- [What to do]: All of the material should be reproduced exactly, with pictures left out.

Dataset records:

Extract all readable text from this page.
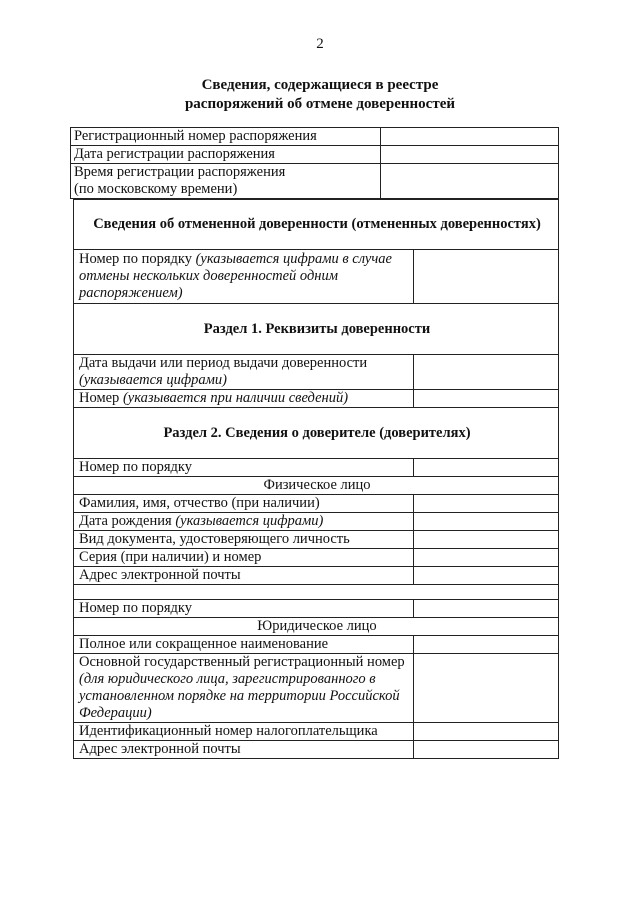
2
Сведения, содержащиеся в реестре
распоряжений об отмене доверенностей
Регистрационный номер распоряжения	
Дата регистрации распоряжения	

Время регистрации распоряжения
(по московскому времени)	

Сведения об отмененной доверенности (отмененных доверенностях)	
Номер по порядку (указывается цифрами в случае отмены нескольких доверенностей одним распоряжением)	
Раздел 1. Реквизиты доверенности	
Дата выдачи или период выдачи доверенности (указывается цифрами)	
Номер (указывается при наличии сведений)	
Раздел 2. Сведения о доверителе (доверителях)	
Номер по порядку	
Физическое лицо	
Фамилия, имя, отчество (при наличии)	
Дата рождения (указывается цифрами)	
Вид документа, удостоверяющего личность	
Серия (при наличии) и номер	
Адрес электронной почты	

Номер по порядку	
Юридическое лицо	
Полное или сокращенное наименование	
Основной государственный регистрационный номер (для юридического лица, зарегистрированного в установленном порядке на территории Российской Федерации)	
Идентификационный номер налогоплательщика	
Адрес электронной почты	
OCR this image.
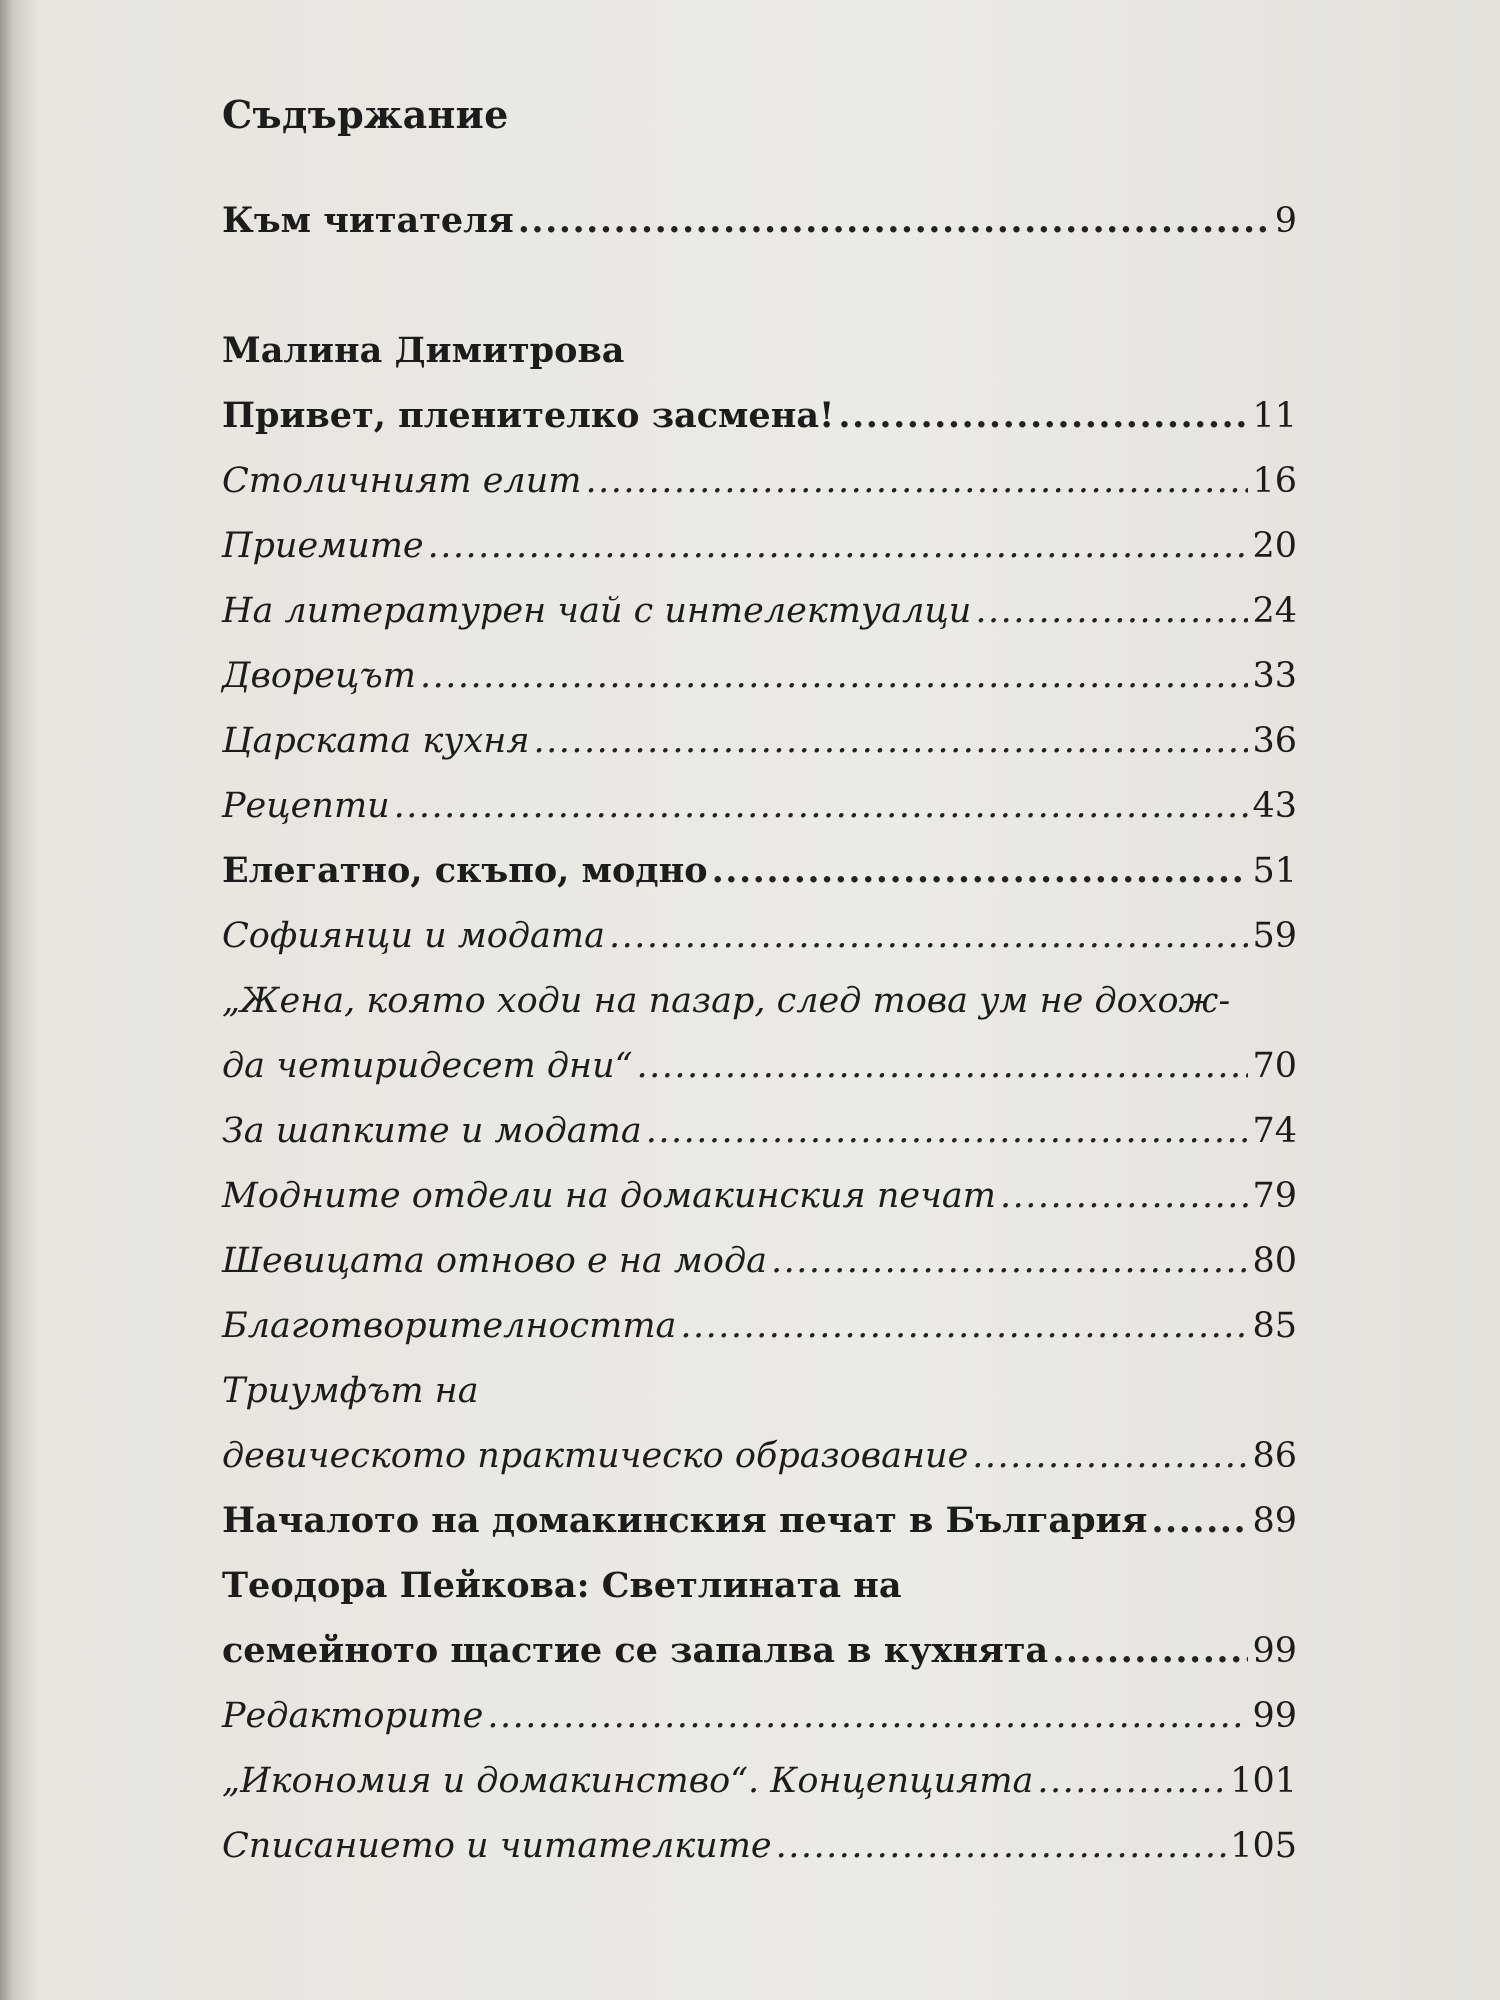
Съдържание
Към читателя .....	9
Малина Димитрова
Привет, пленителко засмена! .....	11
Столичният елит .....	16
Приемите .....	20
На литературен чай с интелектуалци .....	24
Дворецът .....	33
Царската кухня .....	36
Рецепти .....	43
Елегатно, скъпо, модно .....	51
Софиянци и модата .....	59
„Жена, която ходи на пазар, след това ум не дохож-
да четиридесет дни“ .....	70
За шапките и модата .....	74
Модните отдели на домакинския печат .....	79
Шевицата отново е на мода .....	80
Благотворителността .....	85
Триумфът на
девическото практическо образование .....	86
Началото на домакинския печат в България .....	89
Теодора Пейкова: Светлината на
семейното щастие се запалва в кухнята .....	99
Редакторите .....	99
„Икономия и домакинство“. Концепцията .....	101
Списанието и читателките .....	105
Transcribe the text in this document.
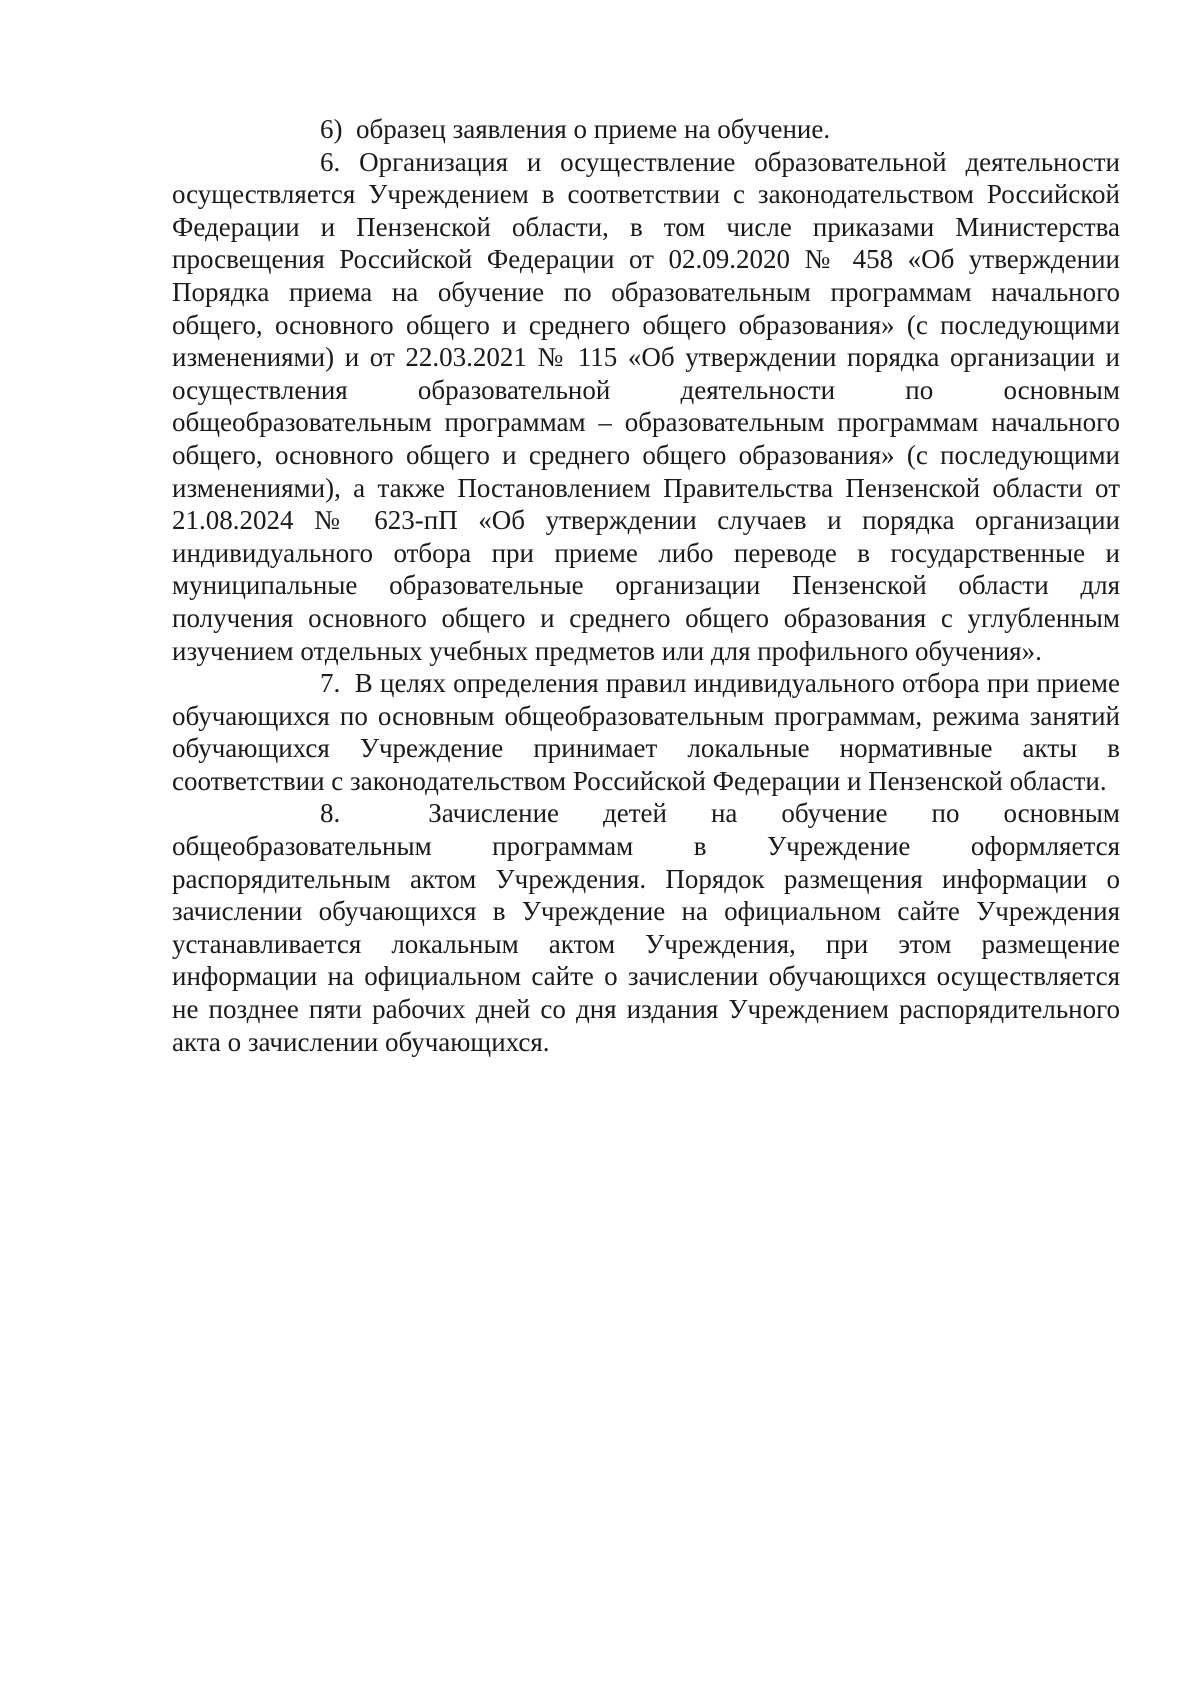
6) образец заявления о приеме на обучение.

6. Организация и осуществление образовательной деятельности осуществляется Учреждением в соответствии с законодательством Российской Федерации и Пензенской области, в том числе приказами Министерства просвещения Российской Федерации от 02.09.2020 № 458 «Об утверждении Порядка приема на обучение по образовательным программам начального общего, основного общего и среднего общего образования» (с последующими изменениями) и от 22.03.2021 № 115 «Об утверждении порядка организации и осуществления образовательной деятельности по основным общеобразовательным программам – образовательным программам начального общего, основного общего и среднего общего образования» (с последующими изменениями), а также Постановлением Правительства Пензенской области от 21.08.2024 № 623-пП «Об утверждении случаев и порядка организации индивидуального отбора при приеме либо переводе в государственные и муниципальные образовательные организации Пензенской области для получения основного общего и среднего общего образования с углубленным изучением отдельных учебных предметов или для профильного обучения».

7. В целях определения правил индивидуального отбора при приеме обучающихся по основным общеобразовательным программам, режима занятий обучающихся Учреждение принимает локальные нормативные акты в соответствии с законодательством Российской Федерации и Пензенской области.

8.	Зачисление детей на обучение по основным общеобразовательным программам в Учреждение оформляется распорядительным актом Учреждения. Порядок размещения информации о зачислении обучающихся в Учреждение на официальном сайте Учреждения устанавливается локальным актом Учреждения, при этом размещение информации на официальном сайте о зачислении обучающихся осуществляется не позднее пяти рабочих дней со дня издания Учреждением распорядительного акта о зачислении обучающихся.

- [Task output]:
Extract all readable text from this page.
2
Сведения, содержащиеся в реестре
распоряжений об отмене доверенностей
Регистрационный номер распоряжения	
Дата регистрации распоряжения	

Время регистрации распоряжения
(по московскому времени)	

Сведения об отмененной доверенности (отмененных доверенностях)	
Номер по порядку (указывается цифрами в случае отмены нескольких доверенностей одним распоряжением)	
Раздел 1. Реквизиты доверенности	
Дата выдачи или период выдачи доверенности (указывается цифрами)	
Номер (указывается при наличии сведений)	
Раздел 2. Сведения о доверителе (доверителях)	
Номер по порядку	
Физическое лицо	
Фамилия, имя, отчество (при наличии)	
Дата рождения (указывается цифрами)	
Вид документа, удостоверяющего личность	
Серия (при наличии) и номер	
Адрес электронной почты	

Номер по порядку	
Юридическое лицо	
Полное или сокращенное наименование	
Основной государственный регистрационный номер (для юридического лица, зарегистрированного в установленном порядке на территории Российской Федерации)	
Идентификационный номер налогоплательщика	
Адрес электронной почты	
OCR this image.
Съдържание
Към читателя .....	9
Малина Димитрова
Привет, пленителко засмена! .....	11
Столичният елит .....	16
Приемите .....	20
На литературен чай с интелектуалци .....	24
Дворецът .....	33
Царската кухня .....	36
Рецепти .....	43
Елегатно, скъпо, модно .....	51
Софиянци и модата .....	59
„Жена, която ходи на пазар, след това ум не дохож-
да четиридесет дни“ .....	70
За шапките и модата .....	74
Модните отдели на домакинския печат .....	79
Шевицата отново е на мода .....	80
Благотворителността .....	85
Триумфът на
девическото практическо образование .....	86
Началото на домакинския печат в България .....	89
Теодора Пейкова: Светлината на
семейното щастие се запалва в кухнята .....	99
Редакторите .....	99
„Икономия и домакинство“. Концепцията .....	101
Списанието и читателките .....	105
Transcribe the text in this document.
6) образец заявления о приеме на обучение.

6. Организация и осуществление образовательной деятельности осуществляется Учреждением в соответствии с законодательством Российской Федерации и Пензенской области, в том числе приказами Министерства просвещения Российской Федерации от 02.09.2020 № 458 «Об утверждении Порядка приема на обучение по образовательным программам начального общего, основного общего и среднего общего образования» (с последующими изменениями) и от 22.03.2021 № 115 «Об утверждении порядка организации и осуществления образовательной деятельности по основным общеобразовательным программам – образовательным программам начального общего, основного общего и среднего общего образования» (с последующими изменениями), а также Постановлением Правительства Пензенской области от 21.08.2024 № 623-пП «Об утверждении случаев и порядка организации индивидуального отбора при приеме либо переводе в государственные и муниципальные образовательные организации Пензенской области для получения основного общего и среднего общего образования с углубленным изучением отдельных учебных предметов или для профильного обучения».

7. В целях определения правил индивидуального отбора при приеме обучающихся по основным общеобразовательным программам, режима занятий обучающихся Учреждение принимает локальные нормативные акты в соответствии с законодательством Российской Федерации и Пензенской области.

8.	Зачисление детей на обучение по основным общеобразовательным программам в Учреждение оформляется распорядительным актом Учреждения. Порядок размещения информации о зачислении обучающихся в Учреждение на официальном сайте Учреждения устанавливается локальным актом Учреждения, при этом размещение информации на официальном сайте о зачислении обучающихся осуществляется не позднее пяти рабочих дней со дня издания Учреждением распорядительного акта о зачислении обучающихся.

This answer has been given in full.